**MATERIAL SUPPLIED:**
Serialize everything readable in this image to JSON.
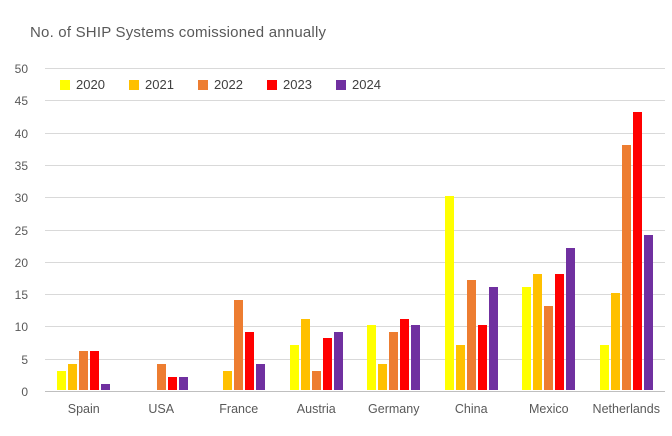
{
  "title": "No. of SHIP Systems comissioned annually",
  "chart_data": {
    "type": "bar",
    "title": "No. of SHIP Systems comissioned annually",
    "categories": [
      "Spain",
      "USA",
      "France",
      "Austria",
      "Germany",
      "China",
      "Mexico",
      "Netherlands"
    ],
    "series": [
      {
        "name": "2020",
        "color": "#FFFF00",
        "values": [
          3,
          0,
          0,
          7,
          10,
          30,
          16,
          7
        ]
      },
      {
        "name": "2021",
        "color": "#FFC000",
        "values": [
          4,
          0,
          3,
          11,
          4,
          7,
          18,
          15
        ]
      },
      {
        "name": "2022",
        "color": "#ED7D31",
        "values": [
          6,
          4,
          14,
          3,
          9,
          17,
          13,
          38
        ]
      },
      {
        "name": "2023",
        "color": "#FF0000",
        "values": [
          6,
          2,
          9,
          8,
          11,
          10,
          18,
          43
        ]
      },
      {
        "name": "2024",
        "color": "#7030A0",
        "values": [
          1,
          2,
          4,
          9,
          10,
          16,
          22,
          24
        ]
      }
    ],
    "xlabel": "",
    "ylabel": "",
    "ylim": [
      0,
      50
    ],
    "ytick_step": 5,
    "yticks": [
      0,
      5,
      10,
      15,
      20,
      25,
      30,
      35,
      40,
      45,
      50
    ],
    "grid": true,
    "legend_position": "top"
  },
  "colors": {
    "gridline": "#D9D9D9",
    "axis_line": "#BFBFBF",
    "text": "#595959",
    "legend_text": "#404040",
    "background": "#FFFFFF"
  }
}
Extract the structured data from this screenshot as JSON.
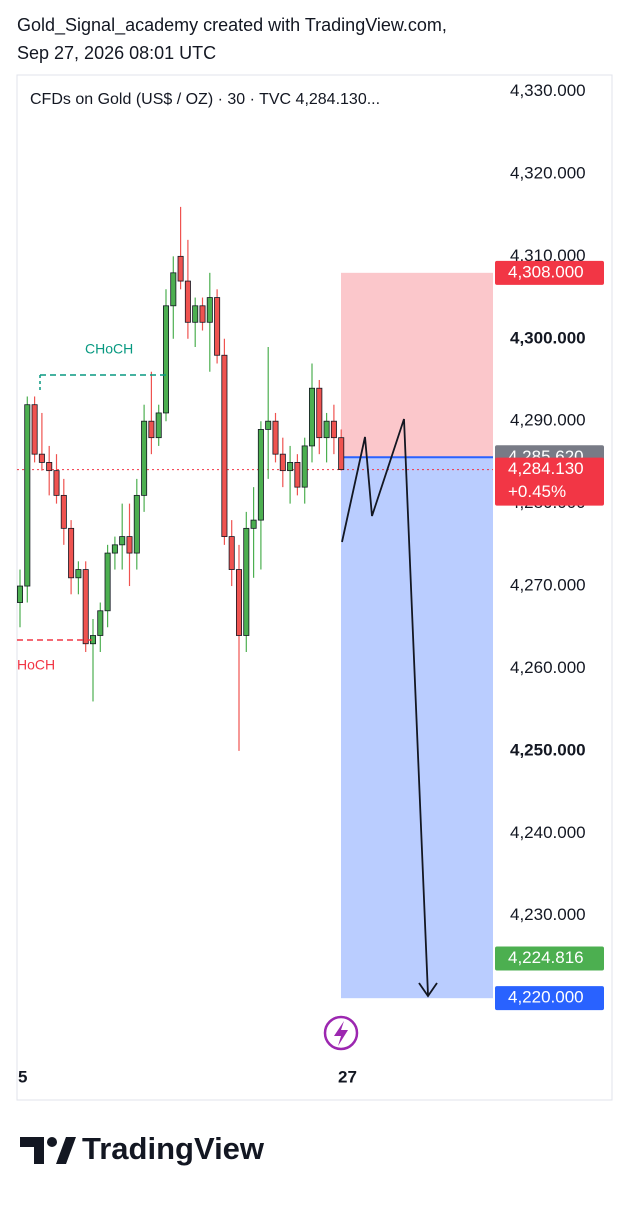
{
  "header": {
    "line1": "Gold_Signal_academy created with TradingView.com,",
    "line2": "Sep 27, 2026 08:01 UTC"
  },
  "chart_data": {
    "type": "candlestick",
    "title": "CFDs on Gold (US$ / OZ) · 30 · TVC  4,284.130...",
    "ylim": [
      4212.5,
      4332
    ],
    "yticks": [
      {
        "value": 4330,
        "label": "4,330.000"
      },
      {
        "value": 4320,
        "label": "4,320.000"
      },
      {
        "value": 4310,
        "label": "4,310.000"
      },
      {
        "value": 4300,
        "label": "4,300.000",
        "bold": true
      },
      {
        "value": 4290,
        "label": "4,290.000"
      },
      {
        "value": 4280,
        "label": "4,280.000"
      },
      {
        "value": 4270,
        "label": "4,270.000"
      },
      {
        "value": 4260,
        "label": "4,260.000"
      },
      {
        "value": 4250,
        "label": "4,250.000",
        "bold": true
      },
      {
        "value": 4240,
        "label": "4,240.000"
      },
      {
        "value": 4230,
        "label": "4,230.000"
      },
      {
        "value": 4220,
        "label": "4,220.000"
      }
    ],
    "xlabels": [
      "5",
      "27"
    ],
    "up_color": "#4caf50",
    "down_color": "#ef5350",
    "open": [
      4268,
      4270,
      4292,
      4286,
      4285,
      4284,
      4281,
      4277,
      4271,
      4272,
      4263,
      4264,
      4267,
      4274,
      4275,
      4276,
      4274,
      4281,
      4290,
      4288,
      4291,
      4304,
      4310,
      4307,
      4302,
      4304,
      4302,
      4305,
      4298,
      4276,
      4272,
      4264,
      4277,
      4278,
      4289,
      4290,
      4286,
      4284,
      4285,
      4282,
      4287,
      4294,
      4288,
      4290,
      4288
    ],
    "high": [
      4272,
      4293,
      4293,
      4291,
      4287,
      4286,
      4283,
      4278,
      4273,
      4273,
      4266,
      4268,
      4275,
      4276,
      4280,
      4280,
      4283,
      4292,
      4296,
      4292,
      4306,
      4310,
      4316,
      4312,
      4305,
      4305,
      4308,
      4306,
      4300,
      4278,
      4275,
      4279,
      4282,
      4290,
      4299,
      4291,
      4288,
      4287,
      4286,
      4288,
      4297,
      4295,
      4291,
      4292,
      4289
    ],
    "low": [
      4265,
      4268,
      4285,
      4284,
      4281,
      4280,
      4275,
      4269,
      4269,
      4262,
      4256,
      4262,
      4265,
      4272,
      4272,
      4270,
      4272,
      4279,
      4286,
      4287,
      4290,
      4300,
      4306,
      4300,
      4299,
      4301,
      4296,
      4297,
      4275,
      4270,
      4250,
      4262,
      4271,
      4272,
      4283,
      4285,
      4282,
      4280,
      4281,
      4280,
      4285,
      4286,
      4285,
      4286,
      4284
    ],
    "close": [
      4270,
      4292,
      4286,
      4285,
      4284,
      4281,
      4277,
      4271,
      4272,
      4263,
      4264,
      4267,
      4274,
      4275,
      4276,
      4274,
      4281,
      4290,
      4288,
      4291,
      4304,
      4308,
      4307,
      4302,
      4304,
      4302,
      4305,
      4298,
      4276,
      4272,
      4264,
      4277,
      4278,
      4289,
      4290,
      4286,
      4284,
      4285,
      4282,
      4287,
      4294,
      4288,
      4290,
      4288,
      4284.13
    ],
    "annotations": [
      "CHoCH",
      "HoCH"
    ],
    "price_tags": [
      {
        "value": 4308,
        "label": "4,308.000",
        "color": "#f23645"
      },
      {
        "value": 4285.62,
        "label": "4,285.620",
        "color": "#787b86"
      },
      {
        "value": 4284.13,
        "label": "4,284.130",
        "color": "#f23645"
      },
      {
        "value": 4224.816,
        "label": "4,224.816",
        "color": "#4caf50"
      },
      {
        "value": 4220,
        "label": "4,220.000",
        "color": "#2962ff"
      }
    ],
    "change": "+0.45%",
    "position": {
      "stop": 4308,
      "entry": 4285.62,
      "target": 4220
    }
  },
  "footer": {
    "brand": "TradingView"
  }
}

**JOB:**
Write out all the records again, exactly, minus any pictures.

**FULL SOLUTION:**
Serialize everything readable in this image to JSON.
{
  "title": "No. of SHIP Systems comissioned annually",
  "chart_data": {
    "type": "bar",
    "title": "No. of SHIP Systems comissioned annually",
    "categories": [
      "Spain",
      "USA",
      "France",
      "Austria",
      "Germany",
      "China",
      "Mexico",
      "Netherlands"
    ],
    "series": [
      {
        "name": "2020",
        "color": "#FFFF00",
        "values": [
          3,
          0,
          0,
          7,
          10,
          30,
          16,
          7
        ]
      },
      {
        "name": "2021",
        "color": "#FFC000",
        "values": [
          4,
          0,
          3,
          11,
          4,
          7,
          18,
          15
        ]
      },
      {
        "name": "2022",
        "color": "#ED7D31",
        "values": [
          6,
          4,
          14,
          3,
          9,
          17,
          13,
          38
        ]
      },
      {
        "name": "2023",
        "color": "#FF0000",
        "values": [
          6,
          2,
          9,
          8,
          11,
          10,
          18,
          43
        ]
      },
      {
        "name": "2024",
        "color": "#7030A0",
        "values": [
          1,
          2,
          4,
          9,
          10,
          16,
          22,
          24
        ]
      }
    ],
    "xlabel": "",
    "ylabel": "",
    "ylim": [
      0,
      50
    ],
    "ytick_step": 5,
    "yticks": [
      0,
      5,
      10,
      15,
      20,
      25,
      30,
      35,
      40,
      45,
      50
    ],
    "grid": true,
    "legend_position": "top"
  },
  "colors": {
    "gridline": "#D9D9D9",
    "axis_line": "#BFBFBF",
    "text": "#595959",
    "legend_text": "#404040",
    "background": "#FFFFFF"
  }
}
Extract the structured data from this screenshot as JSON.
{
  "header": {
    "line1": "Gold_Signal_academy created with TradingView.com,",
    "line2": "Sep 27, 2026 08:01 UTC"
  },
  "chart_data": {
    "type": "candlestick",
    "title": "CFDs on Gold (US$ / OZ) · 30 · TVC  4,284.130...",
    "ylim": [
      4212.5,
      4332
    ],
    "yticks": [
      {
        "value": 4330,
        "label": "4,330.000"
      },
      {
        "value": 4320,
        "label": "4,320.000"
      },
      {
        "value": 4310,
        "label": "4,310.000"
      },
      {
        "value": 4300,
        "label": "4,300.000",
        "bold": true
      },
      {
        "value": 4290,
        "label": "4,290.000"
      },
      {
        "value": 4280,
        "label": "4,280.000"
      },
      {
        "value": 4270,
        "label": "4,270.000"
      },
      {
        "value": 4260,
        "label": "4,260.000"
      },
      {
        "value": 4250,
        "label": "4,250.000",
        "bold": true
      },
      {
        "value": 4240,
        "label": "4,240.000"
      },
      {
        "value": 4230,
        "label": "4,230.000"
      },
      {
        "value": 4220,
        "label": "4,220.000"
      }
    ],
    "xlabels": [
      "5",
      "27"
    ],
    "up_color": "#4caf50",
    "down_color": "#ef5350",
    "open": [
      4268,
      4270,
      4292,
      4286,
      4285,
      4284,
      4281,
      4277,
      4271,
      4272,
      4263,
      4264,
      4267,
      4274,
      4275,
      4276,
      4274,
      4281,
      4290,
      4288,
      4291,
      4304,
      4310,
      4307,
      4302,
      4304,
      4302,
      4305,
      4298,
      4276,
      4272,
      4264,
      4277,
      4278,
      4289,
      4290,
      4286,
      4284,
      4285,
      4282,
      4287,
      4294,
      4288,
      4290,
      4288
    ],
    "high": [
      4272,
      4293,
      4293,
      4291,
      4287,
      4286,
      4283,
      4278,
      4273,
      4273,
      4266,
      4268,
      4275,
      4276,
      4280,
      4280,
      4283,
      4292,
      4296,
      4292,
      4306,
      4310,
      4316,
      4312,
      4305,
      4305,
      4308,
      4306,
      4300,
      4278,
      4275,
      4279,
      4282,
      4290,
      4299,
      4291,
      4288,
      4287,
      4286,
      4288,
      4297,
      4295,
      4291,
      4292,
      4289
    ],
    "low": [
      4265,
      4268,
      4285,
      4284,
      4281,
      4280,
      4275,
      4269,
      4269,
      4262,
      4256,
      4262,
      4265,
      4272,
      4272,
      4270,
      4272,
      4279,
      4286,
      4287,
      4290,
      4300,
      4306,
      4300,
      4299,
      4301,
      4296,
      4297,
      4275,
      4270,
      4250,
      4262,
      4271,
      4272,
      4283,
      4285,
      4282,
      4280,
      4281,
      4280,
      4285,
      4286,
      4285,
      4286,
      4284
    ],
    "close": [
      4270,
      4292,
      4286,
      4285,
      4284,
      4281,
      4277,
      4271,
      4272,
      4263,
      4264,
      4267,
      4274,
      4275,
      4276,
      4274,
      4281,
      4290,
      4288,
      4291,
      4304,
      4308,
      4307,
      4302,
      4304,
      4302,
      4305,
      4298,
      4276,
      4272,
      4264,
      4277,
      4278,
      4289,
      4290,
      4286,
      4284,
      4285,
      4282,
      4287,
      4294,
      4288,
      4290,
      4288,
      4284.13
    ],
    "annotations": [
      "CHoCH",
      "HoCH"
    ],
    "price_tags": [
      {
        "value": 4308,
        "label": "4,308.000",
        "color": "#f23645"
      },
      {
        "value": 4285.62,
        "label": "4,285.620",
        "color": "#787b86"
      },
      {
        "value": 4284.13,
        "label": "4,284.130",
        "color": "#f23645"
      },
      {
        "value": 4224.816,
        "label": "4,224.816",
        "color": "#4caf50"
      },
      {
        "value": 4220,
        "label": "4,220.000",
        "color": "#2962ff"
      }
    ],
    "change": "+0.45%",
    "position": {
      "stop": 4308,
      "entry": 4285.62,
      "target": 4220
    }
  },
  "footer": {
    "brand": "TradingView"
  }
}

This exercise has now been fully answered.